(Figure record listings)
--------------------------------------------------

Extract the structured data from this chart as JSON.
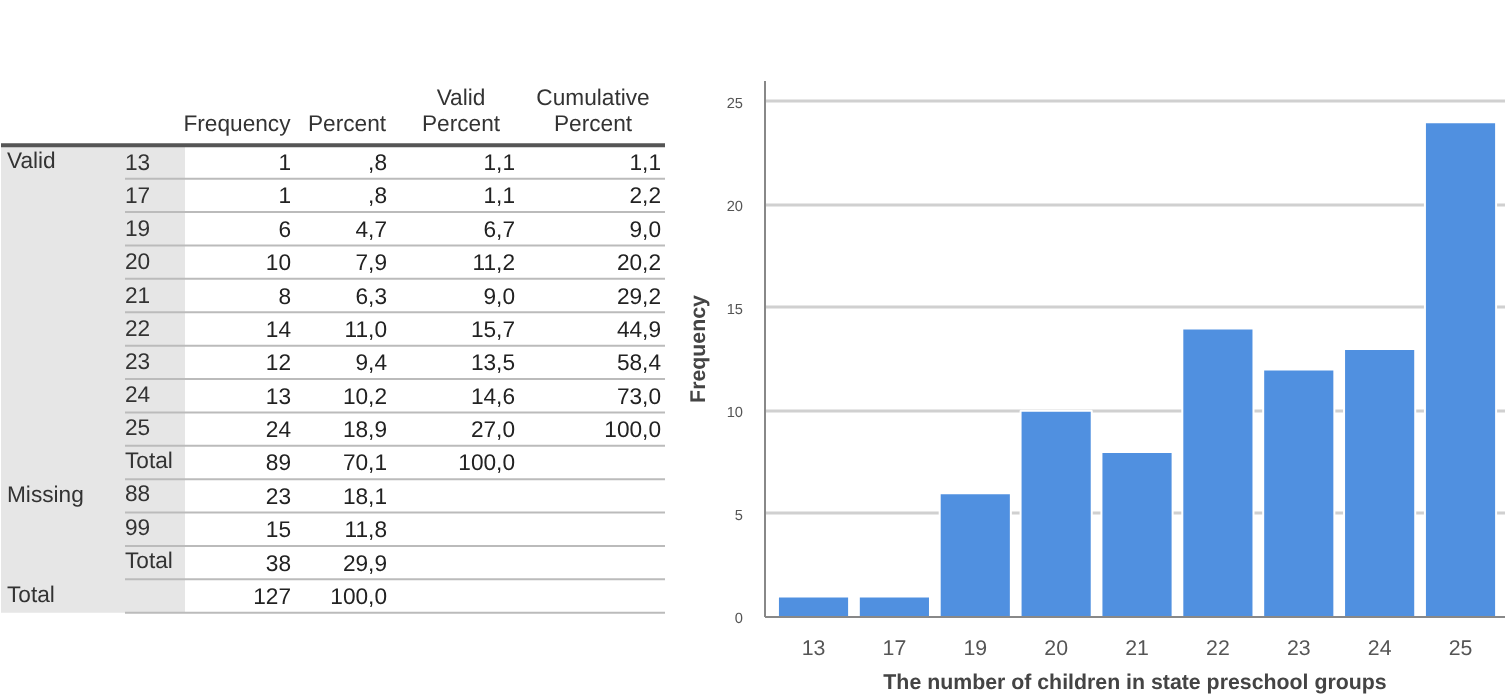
{
  "chart_data": [
    {
      "type": "other",
      "categories": [
        null,
        null,
        "Frequency",
        "Percent",
        "Valid Percent",
        "Cumulative Percent"
      ],
      "cell_labels": [
        [
          "Valid",
          "13",
          "1",
          ",8",
          "1,1",
          "1,1"
        ],
        [
          null,
          "17",
          "1",
          ",8",
          "1,1",
          "2,2"
        ],
        [
          null,
          "19",
          "6",
          "4,7",
          "6,7",
          "9,0"
        ],
        [
          null,
          "20",
          "10",
          "7,9",
          "11,2",
          "20,2"
        ],
        [
          null,
          "21",
          "8",
          "6,3",
          "9,0",
          "29,2"
        ],
        [
          null,
          "22",
          "14",
          "11,0",
          "15,7",
          "44,9"
        ],
        [
          null,
          "23",
          "12",
          "9,4",
          "13,5",
          "58,4"
        ],
        [
          null,
          "24",
          "13",
          "10,2",
          "14,6",
          "73,0"
        ],
        [
          null,
          "25",
          "24",
          "18,9",
          "27,0",
          "100,0"
        ],
        [
          null,
          "Total",
          "89",
          "70,1",
          "100,0",
          null
        ],
        [
          "Missing",
          "88",
          "23",
          "18,1",
          null,
          null
        ],
        [
          null,
          "99",
          "15",
          "11,8",
          null,
          null
        ],
        [
          null,
          "Total",
          "38",
          "29,9",
          null,
          null
        ],
        [
          "Total",
          null,
          "127",
          "100,0",
          null,
          null
        ]
      ]
    },
    {
      "type": "bar",
      "categories": [
        "13",
        "17",
        "19",
        "20",
        "21",
        "22",
        "23",
        "24",
        "25"
      ],
      "values": [
        1,
        1,
        6,
        10,
        8,
        14,
        12,
        13,
        24
      ],
      "color": "#5090e0",
      "xlabel": "The number of children in state preschool groups",
      "ylabel": "Frequency",
      "ylim": [
        0,
        26
      ],
      "yticks": [
        0,
        5,
        10,
        15,
        20,
        25
      ],
      "grid": "y"
    }
  ]
}
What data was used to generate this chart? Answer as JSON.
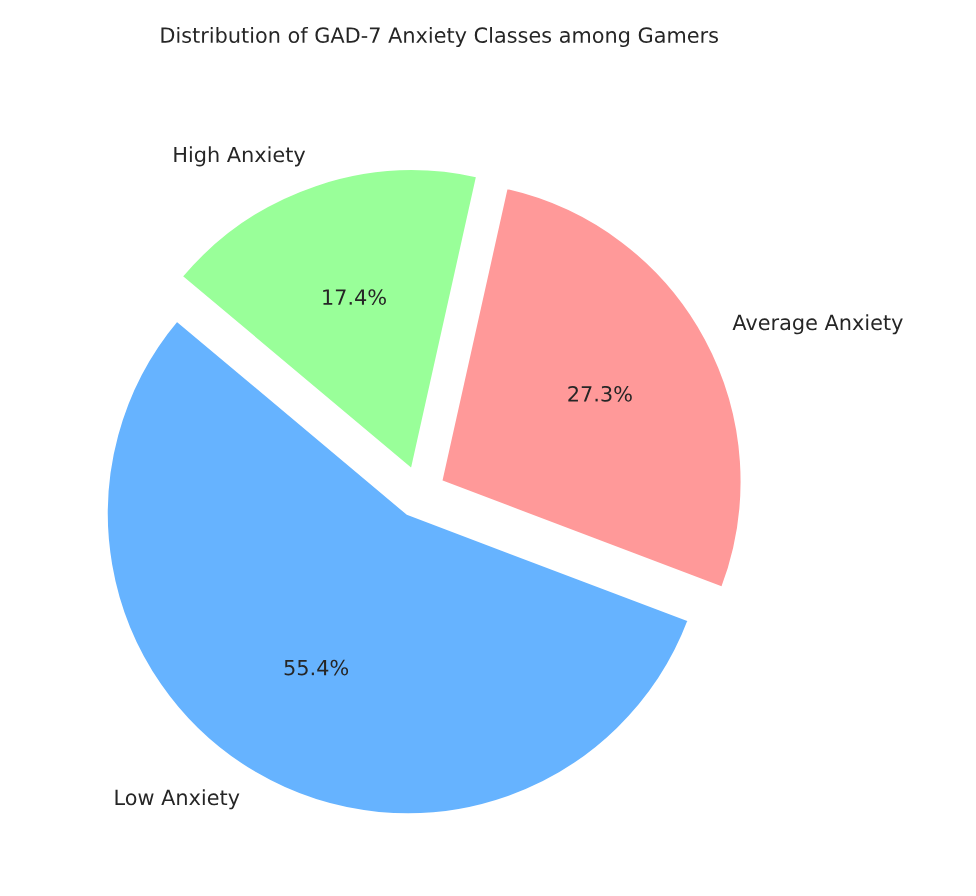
{
  "chart_data": {
    "type": "pie",
    "title": "Distribution of GAD-7 Anxiety Classes among Gamers",
    "categories": [
      "Low Anxiety",
      "Average Anxiety",
      "High Anxiety"
    ],
    "values": [
      55.4,
      27.3,
      17.4
    ],
    "value_labels": [
      "55.4%",
      "27.3%",
      "17.4%"
    ],
    "colors": [
      "#66b3ff",
      "#ff9999",
      "#99ff99"
    ]
  }
}
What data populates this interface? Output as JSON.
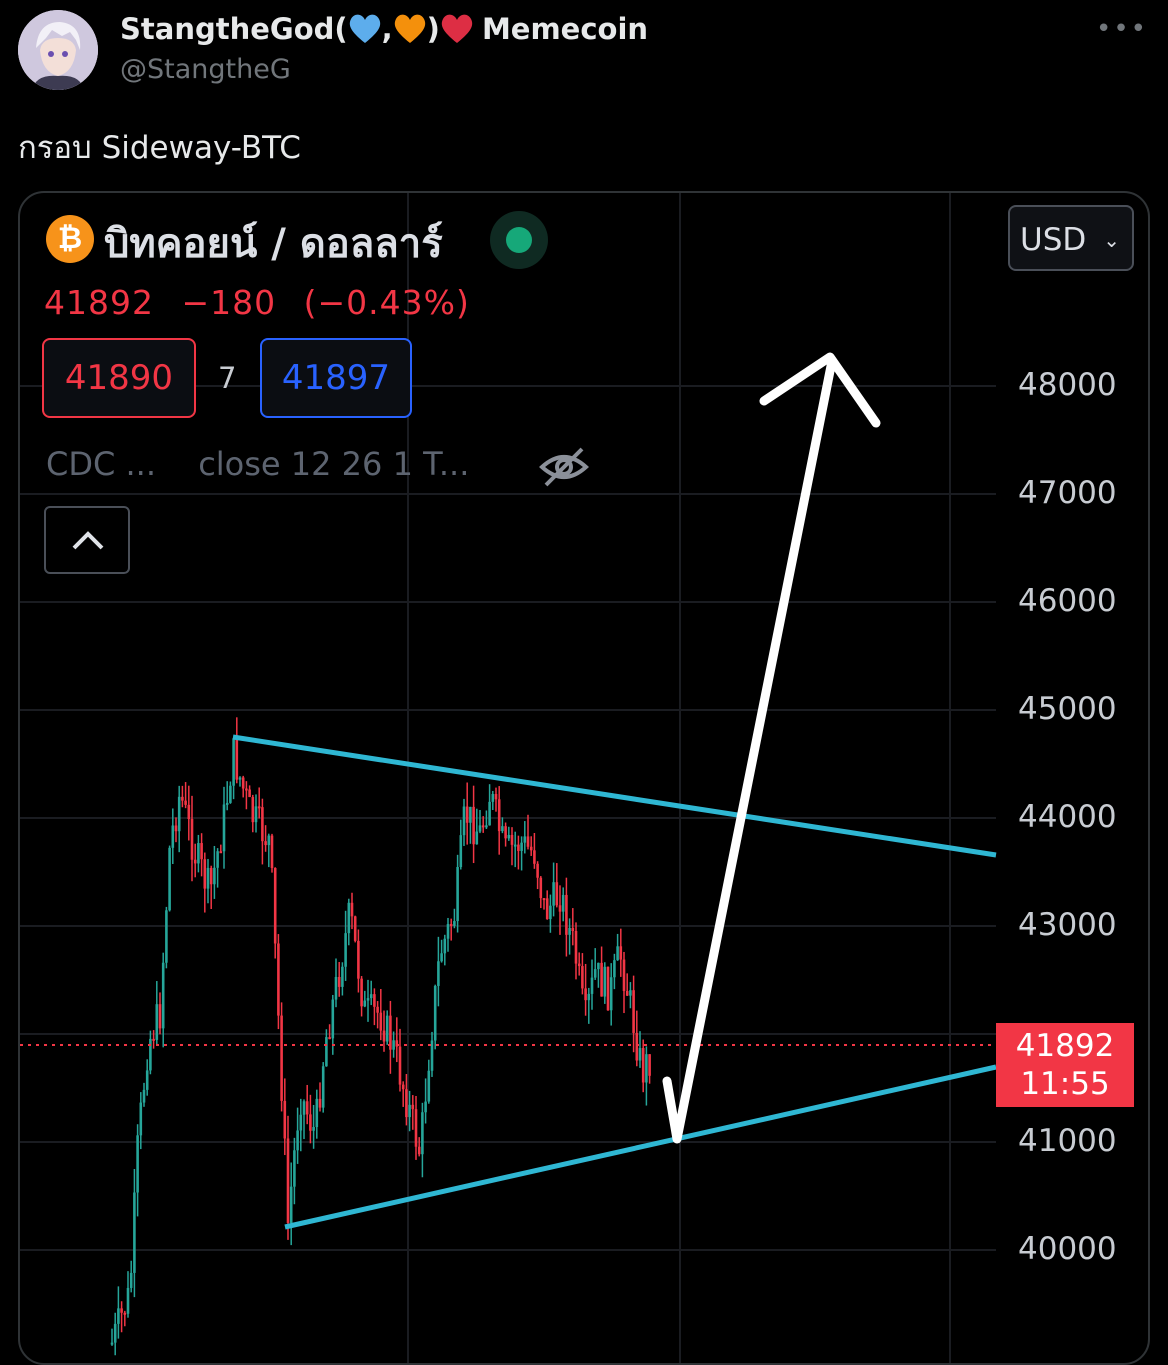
{
  "tweet": {
    "display_name": "StangtheGod(",
    "display_name_comma": ",",
    "display_name_close": ")",
    "display_name_suffix": "Memecoin",
    "handle": "@StangtheG",
    "more_label": "•••",
    "text": "กรอบ Sideway-BTC"
  },
  "chart_header": {
    "coin_symbol": "₿",
    "pair_title": "บิทคอยน์ / ดอลลาร์",
    "currency": "USD",
    "currency_chevron": "⌄",
    "last": "41892",
    "change": "−180",
    "change_pct": "(−0.43%)",
    "bid": "41890",
    "spread": "7",
    "ask": "41897",
    "indicator_name": "CDC ...",
    "indicator_params": "close 12 26 1 T..."
  },
  "price_axis": {
    "ticks": [
      "48000",
      "47000",
      "46000",
      "45000",
      "44000",
      "43000",
      "41000",
      "40000"
    ],
    "last_price": "41892",
    "countdown": "11:55"
  },
  "chart_data": {
    "type": "candlestick",
    "y_axis_ticks": [
      48000,
      47000,
      46000,
      45000,
      44000,
      43000,
      41000,
      40000
    ],
    "last_price": 41892,
    "change": -180,
    "change_pct": -0.43,
    "bid": 41890,
    "ask": 41897,
    "annotations": [
      "upper trendline",
      "lower trendline",
      "arrow down then up"
    ]
  },
  "colors": {
    "up": "#26a69a",
    "down": "#f23645",
    "trendline": "#2fb7d3",
    "arrow": "#ffffff"
  }
}
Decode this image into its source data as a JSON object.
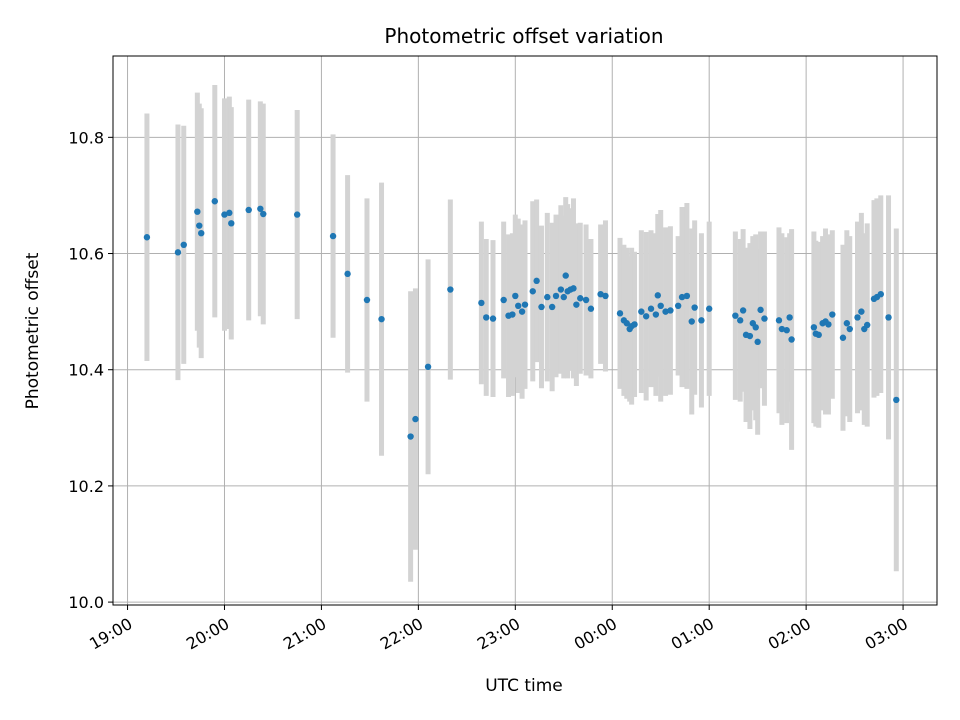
{
  "chart_data": {
    "type": "scatter",
    "title": "Photometric offset variation",
    "xlabel": "UTC time",
    "ylabel": "Photometric offset",
    "x_axis": {
      "unit": "hours since 19:00 UTC",
      "range": [
        -0.15,
        8.35
      ],
      "ticks": [
        0,
        1,
        2,
        3,
        4,
        5,
        6,
        7,
        8
      ],
      "tick_labels": [
        "19:00",
        "20:00",
        "21:00",
        "22:00",
        "23:00",
        "00:00",
        "01:00",
        "02:00",
        "03:00"
      ]
    },
    "y_axis": {
      "range": [
        9.995,
        10.94
      ],
      "ticks": [
        10.0,
        10.2,
        10.4,
        10.6,
        10.8
      ],
      "tick_labels": [
        "10.0",
        "10.2",
        "10.4",
        "10.6",
        "10.8"
      ]
    },
    "grid": true,
    "colors": {
      "points": "#1f77b4",
      "errorbars": "#d3d3d3",
      "grid": "#b0b0b0"
    },
    "series": [
      {
        "x": [
          0.2,
          0.52,
          0.58,
          0.72,
          0.74,
          0.76,
          0.9,
          1.0,
          1.05,
          1.07,
          1.25,
          1.37,
          1.4,
          1.75,
          2.12,
          2.27,
          2.47,
          2.62,
          2.92,
          2.97,
          3.1,
          3.33,
          3.65,
          3.7,
          3.77,
          3.88,
          3.93,
          3.97,
          4.0,
          4.03,
          4.07,
          4.1,
          4.18,
          4.22,
          4.27,
          4.33,
          4.38,
          4.42,
          4.47,
          4.5,
          4.52,
          4.54,
          4.57,
          4.6,
          4.63,
          4.67,
          4.73,
          4.78,
          4.88,
          4.93,
          5.08,
          5.12,
          5.15,
          5.18,
          5.2,
          5.23,
          5.3,
          5.35,
          5.4,
          5.45,
          5.47,
          5.5,
          5.55,
          5.6,
          5.68,
          5.72,
          5.77,
          5.82,
          5.85,
          5.92,
          6.0,
          6.27,
          6.32,
          6.35,
          6.38,
          6.42,
          6.45,
          6.48,
          6.5,
          6.53,
          6.57,
          6.72,
          6.75,
          6.8,
          6.83,
          6.85,
          7.08,
          7.1,
          7.13,
          7.17,
          7.2,
          7.23,
          7.27,
          7.38,
          7.42,
          7.45,
          7.53,
          7.57,
          7.6,
          7.63,
          7.7,
          7.73,
          7.77,
          7.85,
          7.93
        ],
        "y": [
          10.628,
          10.602,
          10.615,
          10.672,
          10.648,
          10.635,
          10.69,
          10.667,
          10.67,
          10.652,
          10.675,
          10.677,
          10.668,
          10.667,
          10.63,
          10.565,
          10.52,
          10.487,
          10.285,
          10.315,
          10.405,
          10.538,
          10.515,
          10.49,
          10.488,
          10.52,
          10.493,
          10.495,
          10.527,
          10.51,
          10.5,
          10.512,
          10.535,
          10.553,
          10.508,
          10.525,
          10.508,
          10.527,
          10.538,
          10.525,
          10.562,
          10.535,
          10.538,
          10.54,
          10.512,
          10.523,
          10.52,
          10.505,
          10.53,
          10.527,
          10.497,
          10.485,
          10.48,
          10.47,
          10.475,
          10.478,
          10.5,
          10.492,
          10.505,
          10.495,
          10.528,
          10.51,
          10.5,
          10.502,
          10.51,
          10.525,
          10.527,
          10.483,
          10.507,
          10.485,
          10.505,
          10.493,
          10.485,
          10.502,
          10.46,
          10.458,
          10.48,
          10.473,
          10.448,
          10.503,
          10.488,
          10.485,
          10.47,
          10.468,
          10.49,
          10.452,
          10.473,
          10.462,
          10.46,
          10.48,
          10.483,
          10.478,
          10.495,
          10.455,
          10.48,
          10.47,
          10.49,
          10.5,
          10.47,
          10.477,
          10.522,
          10.525,
          10.53,
          10.49,
          10.348
        ],
        "yerr": [
          0.213,
          0.22,
          0.205,
          0.205,
          0.21,
          0.215,
          0.2,
          0.2,
          0.2,
          0.2,
          0.19,
          0.185,
          0.19,
          0.18,
          0.175,
          0.17,
          0.175,
          0.235,
          0.25,
          0.225,
          0.185,
          0.155,
          0.14,
          0.135,
          0.135,
          0.135,
          0.14,
          0.14,
          0.14,
          0.15,
          0.15,
          0.145,
          0.155,
          0.14,
          0.14,
          0.145,
          0.145,
          0.14,
          0.145,
          0.14,
          0.135,
          0.15,
          0.14,
          0.155,
          0.14,
          0.13,
          0.13,
          0.12,
          0.12,
          0.13,
          0.13,
          0.13,
          0.13,
          0.125,
          0.135,
          0.125,
          0.14,
          0.145,
          0.135,
          0.14,
          0.14,
          0.165,
          0.145,
          0.145,
          0.12,
          0.155,
          0.16,
          0.16,
          0.15,
          0.15,
          0.15,
          0.145,
          0.14,
          0.14,
          0.15,
          0.16,
          0.15,
          0.16,
          0.16,
          0.135,
          0.15,
          0.16,
          0.165,
          0.16,
          0.145,
          0.19,
          0.165,
          0.16,
          0.16,
          0.15,
          0.16,
          0.155,
          0.145,
          0.16,
          0.16,
          0.16,
          0.165,
          0.17,
          0.165,
          0.175,
          0.17,
          0.17,
          0.17,
          0.21,
          0.295
        ]
      }
    ]
  }
}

--------------------------------------------------

## INSTRUCTION
Tally the lines holding the string "Photometric" and give only the count.

## OUTPUT BELOW
2